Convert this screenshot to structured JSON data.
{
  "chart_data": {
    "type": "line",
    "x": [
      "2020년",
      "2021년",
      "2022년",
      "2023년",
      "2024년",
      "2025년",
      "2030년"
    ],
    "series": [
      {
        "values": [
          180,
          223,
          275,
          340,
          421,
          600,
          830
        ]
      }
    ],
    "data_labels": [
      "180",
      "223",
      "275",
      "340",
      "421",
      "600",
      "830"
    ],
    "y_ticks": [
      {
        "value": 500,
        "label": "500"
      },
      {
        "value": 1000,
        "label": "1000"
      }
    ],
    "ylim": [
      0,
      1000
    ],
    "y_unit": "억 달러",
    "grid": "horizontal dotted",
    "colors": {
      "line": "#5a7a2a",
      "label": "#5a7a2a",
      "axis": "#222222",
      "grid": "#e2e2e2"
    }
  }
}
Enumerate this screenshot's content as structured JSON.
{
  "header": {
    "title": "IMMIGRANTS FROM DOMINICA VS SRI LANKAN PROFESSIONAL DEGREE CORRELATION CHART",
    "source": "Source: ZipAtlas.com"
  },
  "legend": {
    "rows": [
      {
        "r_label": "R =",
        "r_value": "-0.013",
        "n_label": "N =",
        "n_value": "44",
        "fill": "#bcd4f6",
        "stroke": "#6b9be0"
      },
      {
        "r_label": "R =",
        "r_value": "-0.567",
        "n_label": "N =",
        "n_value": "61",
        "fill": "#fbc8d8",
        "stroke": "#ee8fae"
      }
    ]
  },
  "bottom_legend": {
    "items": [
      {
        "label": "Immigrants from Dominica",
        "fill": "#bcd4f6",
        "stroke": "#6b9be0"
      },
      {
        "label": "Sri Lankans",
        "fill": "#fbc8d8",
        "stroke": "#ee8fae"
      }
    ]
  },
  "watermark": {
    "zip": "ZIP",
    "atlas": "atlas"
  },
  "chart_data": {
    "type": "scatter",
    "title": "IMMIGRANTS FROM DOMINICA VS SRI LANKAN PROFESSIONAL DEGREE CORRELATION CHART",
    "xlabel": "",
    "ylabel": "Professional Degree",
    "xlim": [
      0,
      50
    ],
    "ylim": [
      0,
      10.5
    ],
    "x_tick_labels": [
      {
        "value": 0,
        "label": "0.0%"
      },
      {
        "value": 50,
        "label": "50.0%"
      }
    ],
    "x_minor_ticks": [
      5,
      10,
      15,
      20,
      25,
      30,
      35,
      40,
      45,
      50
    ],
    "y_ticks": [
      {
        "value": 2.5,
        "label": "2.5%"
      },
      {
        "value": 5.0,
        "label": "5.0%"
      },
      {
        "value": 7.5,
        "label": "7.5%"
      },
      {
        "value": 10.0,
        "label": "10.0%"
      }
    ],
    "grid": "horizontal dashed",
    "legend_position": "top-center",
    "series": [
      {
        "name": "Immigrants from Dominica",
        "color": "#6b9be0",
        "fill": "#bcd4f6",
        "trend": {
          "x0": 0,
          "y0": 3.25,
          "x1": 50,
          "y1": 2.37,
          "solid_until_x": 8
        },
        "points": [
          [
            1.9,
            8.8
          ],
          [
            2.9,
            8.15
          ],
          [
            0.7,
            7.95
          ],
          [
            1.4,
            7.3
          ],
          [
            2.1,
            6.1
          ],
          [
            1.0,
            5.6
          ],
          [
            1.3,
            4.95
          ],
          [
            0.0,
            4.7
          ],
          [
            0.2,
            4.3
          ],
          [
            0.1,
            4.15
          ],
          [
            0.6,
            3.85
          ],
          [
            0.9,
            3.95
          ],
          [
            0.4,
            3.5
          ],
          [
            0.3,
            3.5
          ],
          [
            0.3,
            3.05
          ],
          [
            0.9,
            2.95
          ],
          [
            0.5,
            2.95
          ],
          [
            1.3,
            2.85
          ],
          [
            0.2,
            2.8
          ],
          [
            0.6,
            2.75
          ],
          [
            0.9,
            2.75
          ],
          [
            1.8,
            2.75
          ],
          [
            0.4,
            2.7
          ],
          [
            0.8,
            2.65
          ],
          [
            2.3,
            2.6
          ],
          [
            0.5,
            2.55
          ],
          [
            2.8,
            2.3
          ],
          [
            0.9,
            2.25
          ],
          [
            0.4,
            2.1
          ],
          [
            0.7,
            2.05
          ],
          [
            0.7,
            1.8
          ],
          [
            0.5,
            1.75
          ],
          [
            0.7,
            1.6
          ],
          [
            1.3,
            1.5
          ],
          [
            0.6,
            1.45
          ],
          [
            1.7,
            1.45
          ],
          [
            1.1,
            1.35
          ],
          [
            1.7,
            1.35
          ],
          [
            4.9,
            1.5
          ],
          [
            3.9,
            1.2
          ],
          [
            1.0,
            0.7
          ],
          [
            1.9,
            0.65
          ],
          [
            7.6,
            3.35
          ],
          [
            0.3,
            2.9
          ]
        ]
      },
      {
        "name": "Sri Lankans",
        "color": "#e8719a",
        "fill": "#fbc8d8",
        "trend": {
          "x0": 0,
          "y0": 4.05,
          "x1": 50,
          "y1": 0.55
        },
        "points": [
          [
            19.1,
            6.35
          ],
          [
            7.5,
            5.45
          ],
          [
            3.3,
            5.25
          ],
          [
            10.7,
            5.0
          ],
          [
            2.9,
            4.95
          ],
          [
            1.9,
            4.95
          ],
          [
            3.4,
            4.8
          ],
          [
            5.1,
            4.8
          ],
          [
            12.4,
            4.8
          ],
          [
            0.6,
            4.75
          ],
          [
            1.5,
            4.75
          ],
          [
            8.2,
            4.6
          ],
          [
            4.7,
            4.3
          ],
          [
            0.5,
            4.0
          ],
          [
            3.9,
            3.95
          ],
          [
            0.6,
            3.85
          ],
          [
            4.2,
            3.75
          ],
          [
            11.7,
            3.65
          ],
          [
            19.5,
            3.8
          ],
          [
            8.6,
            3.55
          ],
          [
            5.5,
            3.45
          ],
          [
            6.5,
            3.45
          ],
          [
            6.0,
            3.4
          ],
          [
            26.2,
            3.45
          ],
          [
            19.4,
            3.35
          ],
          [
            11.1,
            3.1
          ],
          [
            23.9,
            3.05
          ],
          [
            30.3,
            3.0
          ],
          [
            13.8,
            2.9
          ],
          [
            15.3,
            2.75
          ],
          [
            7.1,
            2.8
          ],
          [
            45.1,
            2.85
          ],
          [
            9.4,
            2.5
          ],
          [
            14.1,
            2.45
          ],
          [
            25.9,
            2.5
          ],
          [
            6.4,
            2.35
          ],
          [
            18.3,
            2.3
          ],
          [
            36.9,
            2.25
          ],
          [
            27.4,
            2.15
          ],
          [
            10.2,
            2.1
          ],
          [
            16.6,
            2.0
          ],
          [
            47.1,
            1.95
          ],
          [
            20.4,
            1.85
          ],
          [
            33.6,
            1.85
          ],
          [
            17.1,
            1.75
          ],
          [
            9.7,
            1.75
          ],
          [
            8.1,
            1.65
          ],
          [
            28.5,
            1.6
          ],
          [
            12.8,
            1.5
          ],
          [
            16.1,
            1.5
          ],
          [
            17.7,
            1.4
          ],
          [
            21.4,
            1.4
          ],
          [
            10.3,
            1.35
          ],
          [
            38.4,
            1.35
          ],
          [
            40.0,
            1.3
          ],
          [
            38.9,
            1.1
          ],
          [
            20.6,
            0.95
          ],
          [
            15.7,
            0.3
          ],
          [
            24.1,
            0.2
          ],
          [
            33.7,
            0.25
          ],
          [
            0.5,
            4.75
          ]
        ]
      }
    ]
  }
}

● **PROBLEM DESCRIPTION**:
All of the lines above must be returned exactly.

● **RESULT OF THIS EXERCISE**:
Convert this screenshot to structured JSON data.
{
  "chart_data": {
    "type": "line",
    "x": [
      "2020년",
      "2021년",
      "2022년",
      "2023년",
      "2024년",
      "2025년",
      "2030년"
    ],
    "series": [
      {
        "values": [
          180,
          223,
          275,
          340,
          421,
          600,
          830
        ]
      }
    ],
    "data_labels": [
      "180",
      "223",
      "275",
      "340",
      "421",
      "600",
      "830"
    ],
    "y_ticks": [
      {
        "value": 500,
        "label": "500"
      },
      {
        "value": 1000,
        "label": "1000"
      }
    ],
    "ylim": [
      0,
      1000
    ],
    "y_unit": "억 달러",
    "grid": "horizontal dotted",
    "colors": {
      "line": "#5a7a2a",
      "label": "#5a7a2a",
      "axis": "#222222",
      "grid": "#e2e2e2"
    }
  }
}
Enumerate this screenshot's content as structured JSON.
{
  "header": {
    "title": "IMMIGRANTS FROM DOMINICA VS SRI LANKAN PROFESSIONAL DEGREE CORRELATION CHART",
    "source": "Source: ZipAtlas.com"
  },
  "legend": {
    "rows": [
      {
        "r_label": "R =",
        "r_value": "-0.013",
        "n_label": "N =",
        "n_value": "44",
        "fill": "#bcd4f6",
        "stroke": "#6b9be0"
      },
      {
        "r_label": "R =",
        "r_value": "-0.567",
        "n_label": "N =",
        "n_value": "61",
        "fill": "#fbc8d8",
        "stroke": "#ee8fae"
      }
    ]
  },
  "bottom_legend": {
    "items": [
      {
        "label": "Immigrants from Dominica",
        "fill": "#bcd4f6",
        "stroke": "#6b9be0"
      },
      {
        "label": "Sri Lankans",
        "fill": "#fbc8d8",
        "stroke": "#ee8fae"
      }
    ]
  },
  "watermark": {
    "zip": "ZIP",
    "atlas": "atlas"
  },
  "chart_data": {
    "type": "scatter",
    "title": "IMMIGRANTS FROM DOMINICA VS SRI LANKAN PROFESSIONAL DEGREE CORRELATION CHART",
    "xlabel": "",
    "ylabel": "Professional Degree",
    "xlim": [
      0,
      50
    ],
    "ylim": [
      0,
      10.5
    ],
    "x_tick_labels": [
      {
        "value": 0,
        "label": "0.0%"
      },
      {
        "value": 50,
        "label": "50.0%"
      }
    ],
    "x_minor_ticks": [
      5,
      10,
      15,
      20,
      25,
      30,
      35,
      40,
      45,
      50
    ],
    "y_ticks": [
      {
        "value": 2.5,
        "label": "2.5%"
      },
      {
        "value": 5.0,
        "label": "5.0%"
      },
      {
        "value": 7.5,
        "label": "7.5%"
      },
      {
        "value": 10.0,
        "label": "10.0%"
      }
    ],
    "grid": "horizontal dashed",
    "legend_position": "top-center",
    "series": [
      {
        "name": "Immigrants from Dominica",
        "color": "#6b9be0",
        "fill": "#bcd4f6",
        "trend": {
          "x0": 0,
          "y0": 3.25,
          "x1": 50,
          "y1": 2.37,
          "solid_until_x": 8
        },
        "points": [
          [
            1.9,
            8.8
          ],
          [
            2.9,
            8.15
          ],
          [
            0.7,
            7.95
          ],
          [
            1.4,
            7.3
          ],
          [
            2.1,
            6.1
          ],
          [
            1.0,
            5.6
          ],
          [
            1.3,
            4.95
          ],
          [
            0.0,
            4.7
          ],
          [
            0.2,
            4.3
          ],
          [
            0.1,
            4.15
          ],
          [
            0.6,
            3.85
          ],
          [
            0.9,
            3.95
          ],
          [
            0.4,
            3.5
          ],
          [
            0.3,
            3.5
          ],
          [
            0.3,
            3.05
          ],
          [
            0.9,
            2.95
          ],
          [
            0.5,
            2.95
          ],
          [
            1.3,
            2.85
          ],
          [
            0.2,
            2.8
          ],
          [
            0.6,
            2.75
          ],
          [
            0.9,
            2.75
          ],
          [
            1.8,
            2.75
          ],
          [
            0.4,
            2.7
          ],
          [
            0.8,
            2.65
          ],
          [
            2.3,
            2.6
          ],
          [
            0.5,
            2.55
          ],
          [
            2.8,
            2.3
          ],
          [
            0.9,
            2.25
          ],
          [
            0.4,
            2.1
          ],
          [
            0.7,
            2.05
          ],
          [
            0.7,
            1.8
          ],
          [
            0.5,
            1.75
          ],
          [
            0.7,
            1.6
          ],
          [
            1.3,
            1.5
          ],
          [
            0.6,
            1.45
          ],
          [
            1.7,
            1.45
          ],
          [
            1.1,
            1.35
          ],
          [
            1.7,
            1.35
          ],
          [
            4.9,
            1.5
          ],
          [
            3.9,
            1.2
          ],
          [
            1.0,
            0.7
          ],
          [
            1.9,
            0.65
          ],
          [
            7.6,
            3.35
          ],
          [
            0.3,
            2.9
          ]
        ]
      },
      {
        "name": "Sri Lankans",
        "color": "#e8719a",
        "fill": "#fbc8d8",
        "trend": {
          "x0": 0,
          "y0": 4.05,
          "x1": 50,
          "y1": 0.55
        },
        "points": [
          [
            19.1,
            6.35
          ],
          [
            7.5,
            5.45
          ],
          [
            3.3,
            5.25
          ],
          [
            10.7,
            5.0
          ],
          [
            2.9,
            4.95
          ],
          [
            1.9,
            4.95
          ],
          [
            3.4,
            4.8
          ],
          [
            5.1,
            4.8
          ],
          [
            12.4,
            4.8
          ],
          [
            0.6,
            4.75
          ],
          [
            1.5,
            4.75
          ],
          [
            8.2,
            4.6
          ],
          [
            4.7,
            4.3
          ],
          [
            0.5,
            4.0
          ],
          [
            3.9,
            3.95
          ],
          [
            0.6,
            3.85
          ],
          [
            4.2,
            3.75
          ],
          [
            11.7,
            3.65
          ],
          [
            19.5,
            3.8
          ],
          [
            8.6,
            3.55
          ],
          [
            5.5,
            3.45
          ],
          [
            6.5,
            3.45
          ],
          [
            6.0,
            3.4
          ],
          [
            26.2,
            3.45
          ],
          [
            19.4,
            3.35
          ],
          [
            11.1,
            3.1
          ],
          [
            23.9,
            3.05
          ],
          [
            30.3,
            3.0
          ],
          [
            13.8,
            2.9
          ],
          [
            15.3,
            2.75
          ],
          [
            7.1,
            2.8
          ],
          [
            45.1,
            2.85
          ],
          [
            9.4,
            2.5
          ],
          [
            14.1,
            2.45
          ],
          [
            25.9,
            2.5
          ],
          [
            6.4,
            2.35
          ],
          [
            18.3,
            2.3
          ],
          [
            36.9,
            2.25
          ],
          [
            27.4,
            2.15
          ],
          [
            10.2,
            2.1
          ],
          [
            16.6,
            2.0
          ],
          [
            47.1,
            1.95
          ],
          [
            20.4,
            1.85
          ],
          [
            33.6,
            1.85
          ],
          [
            17.1,
            1.75
          ],
          [
            9.7,
            1.75
          ],
          [
            8.1,
            1.65
          ],
          [
            28.5,
            1.6
          ],
          [
            12.8,
            1.5
          ],
          [
            16.1,
            1.5
          ],
          [
            17.7,
            1.4
          ],
          [
            21.4,
            1.4
          ],
          [
            10.3,
            1.35
          ],
          [
            38.4,
            1.35
          ],
          [
            40.0,
            1.3
          ],
          [
            38.9,
            1.1
          ],
          [
            20.6,
            0.95
          ],
          [
            15.7,
            0.3
          ],
          [
            24.1,
            0.2
          ],
          [
            33.7,
            0.25
          ],
          [
            0.5,
            4.75
          ]
        ]
      }
    ]
  }
}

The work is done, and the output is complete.